• Records for processing:

------------

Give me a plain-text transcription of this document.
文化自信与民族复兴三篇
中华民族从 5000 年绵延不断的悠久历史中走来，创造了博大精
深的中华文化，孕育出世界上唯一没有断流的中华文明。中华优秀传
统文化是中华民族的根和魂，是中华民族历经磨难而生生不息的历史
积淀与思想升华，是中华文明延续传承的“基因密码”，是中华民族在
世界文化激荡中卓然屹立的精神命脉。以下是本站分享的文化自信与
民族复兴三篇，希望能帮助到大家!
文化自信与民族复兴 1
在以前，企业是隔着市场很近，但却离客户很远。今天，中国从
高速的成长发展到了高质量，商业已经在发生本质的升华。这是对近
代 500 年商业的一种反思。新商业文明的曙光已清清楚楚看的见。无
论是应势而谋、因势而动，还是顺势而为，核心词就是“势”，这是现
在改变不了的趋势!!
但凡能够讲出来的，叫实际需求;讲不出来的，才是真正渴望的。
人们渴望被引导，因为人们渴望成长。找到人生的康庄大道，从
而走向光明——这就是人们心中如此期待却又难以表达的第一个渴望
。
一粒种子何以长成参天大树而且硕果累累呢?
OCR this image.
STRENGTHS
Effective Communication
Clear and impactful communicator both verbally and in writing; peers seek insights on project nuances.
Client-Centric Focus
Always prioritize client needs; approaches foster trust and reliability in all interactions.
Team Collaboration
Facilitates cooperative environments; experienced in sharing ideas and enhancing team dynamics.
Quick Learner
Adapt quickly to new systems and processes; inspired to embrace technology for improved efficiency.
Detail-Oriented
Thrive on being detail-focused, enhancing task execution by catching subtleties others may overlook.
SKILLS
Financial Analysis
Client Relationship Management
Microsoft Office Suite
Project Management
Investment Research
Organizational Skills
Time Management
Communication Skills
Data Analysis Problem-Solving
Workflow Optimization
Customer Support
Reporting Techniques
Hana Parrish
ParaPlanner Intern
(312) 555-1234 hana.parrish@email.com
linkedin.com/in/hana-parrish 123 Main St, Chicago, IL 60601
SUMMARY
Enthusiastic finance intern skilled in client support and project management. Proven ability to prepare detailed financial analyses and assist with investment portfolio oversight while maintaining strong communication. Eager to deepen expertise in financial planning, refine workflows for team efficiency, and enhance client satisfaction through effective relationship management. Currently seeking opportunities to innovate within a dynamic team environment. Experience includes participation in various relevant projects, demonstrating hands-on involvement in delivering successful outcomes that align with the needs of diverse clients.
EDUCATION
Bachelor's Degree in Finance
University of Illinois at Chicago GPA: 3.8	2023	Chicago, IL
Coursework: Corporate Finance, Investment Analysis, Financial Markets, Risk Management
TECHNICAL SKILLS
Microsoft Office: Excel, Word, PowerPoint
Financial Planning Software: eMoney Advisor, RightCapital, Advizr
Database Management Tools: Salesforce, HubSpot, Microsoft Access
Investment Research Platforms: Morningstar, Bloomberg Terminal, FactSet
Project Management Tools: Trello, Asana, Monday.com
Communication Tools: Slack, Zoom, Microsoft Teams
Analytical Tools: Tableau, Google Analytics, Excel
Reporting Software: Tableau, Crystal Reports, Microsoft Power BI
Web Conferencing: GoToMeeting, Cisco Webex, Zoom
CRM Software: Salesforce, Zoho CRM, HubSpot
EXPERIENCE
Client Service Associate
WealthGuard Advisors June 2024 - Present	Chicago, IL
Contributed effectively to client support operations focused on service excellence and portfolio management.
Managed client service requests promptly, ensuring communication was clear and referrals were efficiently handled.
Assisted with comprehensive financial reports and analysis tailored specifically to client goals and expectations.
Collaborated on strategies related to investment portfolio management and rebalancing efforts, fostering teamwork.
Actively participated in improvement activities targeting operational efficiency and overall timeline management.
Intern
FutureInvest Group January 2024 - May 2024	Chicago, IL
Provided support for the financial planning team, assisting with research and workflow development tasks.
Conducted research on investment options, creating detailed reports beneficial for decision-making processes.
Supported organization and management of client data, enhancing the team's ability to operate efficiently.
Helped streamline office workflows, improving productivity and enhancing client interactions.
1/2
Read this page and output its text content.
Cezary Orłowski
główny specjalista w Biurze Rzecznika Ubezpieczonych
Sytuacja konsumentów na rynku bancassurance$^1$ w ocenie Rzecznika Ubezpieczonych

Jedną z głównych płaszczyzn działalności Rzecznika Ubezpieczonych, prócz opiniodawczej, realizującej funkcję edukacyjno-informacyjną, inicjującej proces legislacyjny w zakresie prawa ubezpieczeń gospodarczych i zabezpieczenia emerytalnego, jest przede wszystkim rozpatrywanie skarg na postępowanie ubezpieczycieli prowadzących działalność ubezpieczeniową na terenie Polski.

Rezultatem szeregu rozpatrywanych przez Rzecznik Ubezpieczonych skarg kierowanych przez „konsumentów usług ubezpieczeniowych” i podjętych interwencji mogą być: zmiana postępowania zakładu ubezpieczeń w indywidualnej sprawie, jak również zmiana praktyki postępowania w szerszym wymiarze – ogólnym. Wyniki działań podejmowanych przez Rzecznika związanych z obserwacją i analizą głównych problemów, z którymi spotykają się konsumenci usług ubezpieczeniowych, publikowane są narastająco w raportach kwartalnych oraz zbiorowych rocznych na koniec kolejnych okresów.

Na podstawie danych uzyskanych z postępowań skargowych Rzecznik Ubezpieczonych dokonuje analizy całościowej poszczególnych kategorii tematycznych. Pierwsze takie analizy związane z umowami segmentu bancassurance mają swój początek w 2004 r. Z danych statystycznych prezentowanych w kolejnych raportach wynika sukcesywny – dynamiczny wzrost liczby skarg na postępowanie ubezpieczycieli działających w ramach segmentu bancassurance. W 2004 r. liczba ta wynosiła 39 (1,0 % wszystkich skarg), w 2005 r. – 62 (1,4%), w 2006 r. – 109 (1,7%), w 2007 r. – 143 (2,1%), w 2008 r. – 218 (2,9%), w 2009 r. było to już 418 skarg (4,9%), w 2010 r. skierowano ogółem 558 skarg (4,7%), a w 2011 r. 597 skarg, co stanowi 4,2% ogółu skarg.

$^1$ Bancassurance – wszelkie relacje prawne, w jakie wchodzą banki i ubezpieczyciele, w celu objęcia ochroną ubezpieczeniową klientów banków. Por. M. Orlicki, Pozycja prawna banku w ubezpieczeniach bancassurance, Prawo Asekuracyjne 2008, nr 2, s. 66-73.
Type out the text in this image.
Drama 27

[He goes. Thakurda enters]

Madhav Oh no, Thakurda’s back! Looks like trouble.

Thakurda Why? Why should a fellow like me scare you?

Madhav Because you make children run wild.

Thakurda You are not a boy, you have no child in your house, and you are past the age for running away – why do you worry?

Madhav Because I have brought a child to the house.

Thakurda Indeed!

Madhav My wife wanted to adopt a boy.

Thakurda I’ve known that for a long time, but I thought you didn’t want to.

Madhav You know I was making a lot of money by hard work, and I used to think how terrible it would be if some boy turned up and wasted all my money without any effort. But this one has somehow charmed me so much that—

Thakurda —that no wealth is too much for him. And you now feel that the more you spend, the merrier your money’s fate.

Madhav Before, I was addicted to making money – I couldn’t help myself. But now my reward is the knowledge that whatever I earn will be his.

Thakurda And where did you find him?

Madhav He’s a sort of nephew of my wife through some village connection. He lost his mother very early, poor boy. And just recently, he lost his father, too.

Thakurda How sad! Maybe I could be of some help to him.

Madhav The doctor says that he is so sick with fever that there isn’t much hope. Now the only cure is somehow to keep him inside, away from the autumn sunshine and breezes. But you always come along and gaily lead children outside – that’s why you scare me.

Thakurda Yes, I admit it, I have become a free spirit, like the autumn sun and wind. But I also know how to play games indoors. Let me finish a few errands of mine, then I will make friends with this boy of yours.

------------

Quote each line above in full, word for word.

Give me a plain-text transcription of this document.
文化自信与民族复兴三篇
中华民族从 5000 年绵延不断的悠久历史中走来，创造了博大精
深的中华文化，孕育出世界上唯一没有断流的中华文明。中华优秀传
统文化是中华民族的根和魂，是中华民族历经磨难而生生不息的历史
积淀与思想升华，是中华文明延续传承的“基因密码”，是中华民族在
世界文化激荡中卓然屹立的精神命脉。以下是本站分享的文化自信与
民族复兴三篇，希望能帮助到大家!
文化自信与民族复兴 1
在以前，企业是隔着市场很近，但却离客户很远。今天，中国从
高速的成长发展到了高质量，商业已经在发生本质的升华。这是对近
代 500 年商业的一种反思。新商业文明的曙光已清清楚楚看的见。无
论是应势而谋、因势而动，还是顺势而为，核心词就是“势”，这是现
在改变不了的趋势!!
但凡能够讲出来的，叫实际需求;讲不出来的，才是真正渴望的。
人们渴望被引导，因为人们渴望成长。找到人生的康庄大道，从
而走向光明——这就是人们心中如此期待却又难以表达的第一个渴望
。
一粒种子何以长成参天大树而且硕果累累呢?
OCR this image.
STRENGTHS
Effective Communication
Clear and impactful communicator both verbally and in writing; peers seek insights on project nuances.
Client-Centric Focus
Always prioritize client needs; approaches foster trust and reliability in all interactions.
Team Collaboration
Facilitates cooperative environments; experienced in sharing ideas and enhancing team dynamics.
Quick Learner
Adapt quickly to new systems and processes; inspired to embrace technology for improved efficiency.
Detail-Oriented
Thrive on being detail-focused, enhancing task execution by catching subtleties others may overlook.
SKILLS
Financial Analysis
Client Relationship Management
Microsoft Office Suite
Project Management
Investment Research
Organizational Skills
Time Management
Communication Skills
Data Analysis Problem-Solving
Workflow Optimization
Customer Support
Reporting Techniques
Hana Parrish
ParaPlanner Intern
(312) 555-1234 hana.parrish@email.com
linkedin.com/in/hana-parrish 123 Main St, Chicago, IL 60601
SUMMARY
Enthusiastic finance intern skilled in client support and project management. Proven ability to prepare detailed financial analyses and assist with investment portfolio oversight while maintaining strong communication. Eager to deepen expertise in financial planning, refine workflows for team efficiency, and enhance client satisfaction through effective relationship management. Currently seeking opportunities to innovate within a dynamic team environment. Experience includes participation in various relevant projects, demonstrating hands-on involvement in delivering successful outcomes that align with the needs of diverse clients.
EDUCATION
Bachelor's Degree in Finance
University of Illinois at Chicago GPA: 3.8	2023	Chicago, IL
Coursework: Corporate Finance, Investment Analysis, Financial Markets, Risk Management
TECHNICAL SKILLS
Microsoft Office: Excel, Word, PowerPoint
Financial Planning Software: eMoney Advisor, RightCapital, Advizr
Database Management Tools: Salesforce, HubSpot, Microsoft Access
Investment Research Platforms: Morningstar, Bloomberg Terminal, FactSet
Project Management Tools: Trello, Asana, Monday.com
Communication Tools: Slack, Zoom, Microsoft Teams
Analytical Tools: Tableau, Google Analytics, Excel
Reporting Software: Tableau, Crystal Reports, Microsoft Power BI
Web Conferencing: GoToMeeting, Cisco Webex, Zoom
CRM Software: Salesforce, Zoho CRM, HubSpot
EXPERIENCE
Client Service Associate
WealthGuard Advisors June 2024 - Present	Chicago, IL
Contributed effectively to client support operations focused on service excellence and portfolio management.
Managed client service requests promptly, ensuring communication was clear and referrals were efficiently handled.
Assisted with comprehensive financial reports and analysis tailored specifically to client goals and expectations.
Collaborated on strategies related to investment portfolio management and rebalancing efforts, fostering teamwork.
Actively participated in improvement activities targeting operational efficiency and overall timeline management.
Intern
FutureInvest Group January 2024 - May 2024	Chicago, IL
Provided support for the financial planning team, assisting with research and workflow development tasks.
Conducted research on investment options, creating detailed reports beneficial for decision-making processes.
Supported organization and management of client data, enhancing the team's ability to operate efficiently.
Helped streamline office workflows, improving productivity and enhancing client interactions.
1/2
Read this page and output its text content.
Cezary Orłowski
główny specjalista w Biurze Rzecznika Ubezpieczonych
Sytuacja konsumentów na rynku bancassurance$^1$ w ocenie Rzecznika Ubezpieczonych

Jedną z głównych płaszczyzn działalności Rzecznika Ubezpieczonych, prócz opiniodawczej, realizującej funkcję edukacyjno-informacyjną, inicjującej proces legislacyjny w zakresie prawa ubezpieczeń gospodarczych i zabezpieczenia emerytalnego, jest przede wszystkim rozpatrywanie skarg na postępowanie ubezpieczycieli prowadzących działalność ubezpieczeniową na terenie Polski.

Rezultatem szeregu rozpatrywanych przez Rzecznik Ubezpieczonych skarg kierowanych przez „konsumentów usług ubezpieczeniowych” i podjętych interwencji mogą być: zmiana postępowania zakładu ubezpieczeń w indywidualnej sprawie, jak również zmiana praktyki postępowania w szerszym wymiarze – ogólnym. Wyniki działań podejmowanych przez Rzecznika związanych z obserwacją i analizą głównych problemów, z którymi spotykają się konsumenci usług ubezpieczeniowych, publikowane są narastająco w raportach kwartalnych oraz zbiorowych rocznych na koniec kolejnych okresów.

Na podstawie danych uzyskanych z postępowań skargowych Rzecznik Ubezpieczonych dokonuje analizy całościowej poszczególnych kategorii tematycznych. Pierwsze takie analizy związane z umowami segmentu bancassurance mają swój początek w 2004 r. Z danych statystycznych prezentowanych w kolejnych raportach wynika sukcesywny – dynamiczny wzrost liczby skarg na postępowanie ubezpieczycieli działających w ramach segmentu bancassurance. W 2004 r. liczba ta wynosiła 39 (1,0 % wszystkich skarg), w 2005 r. – 62 (1,4%), w 2006 r. – 109 (1,7%), w 2007 r. – 143 (2,1%), w 2008 r. – 218 (2,9%), w 2009 r. było to już 418 skarg (4,9%), w 2010 r. skierowano ogółem 558 skarg (4,7%), a w 2011 r. 597 skarg, co stanowi 4,2% ogółu skarg.

$^1$ Bancassurance – wszelkie relacje prawne, w jakie wchodzą banki i ubezpieczyciele, w celu objęcia ochroną ubezpieczeniową klientów banków. Por. M. Orlicki, Pozycja prawna banku w ubezpieczeniach bancassurance, Prawo Asekuracyjne 2008, nr 2, s. 66-73.
Type out the text in this image.
Drama 27

[He goes. Thakurda enters]

Madhav Oh no, Thakurda’s back! Looks like trouble.

Thakurda Why? Why should a fellow like me scare you?

Madhav Because you make children run wild.

Thakurda You are not a boy, you have no child in your house, and you are past the age for running away – why do you worry?

Madhav Because I have brought a child to the house.

Thakurda Indeed!

Madhav My wife wanted to adopt a boy.

Thakurda I’ve known that for a long time, but I thought you didn’t want to.

Madhav You know I was making a lot of money by hard work, and I used to think how terrible it would be if some boy turned up and wasted all my money without any effort. But this one has somehow charmed me so much that—

Thakurda —that no wealth is too much for him. And you now feel that the more you spend, the merrier your money’s fate.

Madhav Before, I was addicted to making money – I couldn’t help myself. But now my reward is the knowledge that whatever I earn will be his.

Thakurda And where did you find him?

Madhav He’s a sort of nephew of my wife through some village connection. He lost his mother very early, poor boy. And just recently, he lost his father, too.

Thakurda How sad! Maybe I could be of some help to him.

Madhav The doctor says that he is so sick with fever that there isn’t much hope. Now the only cure is somehow to keep him inside, away from the autumn sunshine and breezes. But you always come along and gaily lead children outside – that’s why you scare me.

Thakurda Yes, I admit it, I have become a free spirit, like the autumn sun and wind. But I also know how to play games indoors. Let me finish a few errands of mine, then I will make friends with this boy of yours.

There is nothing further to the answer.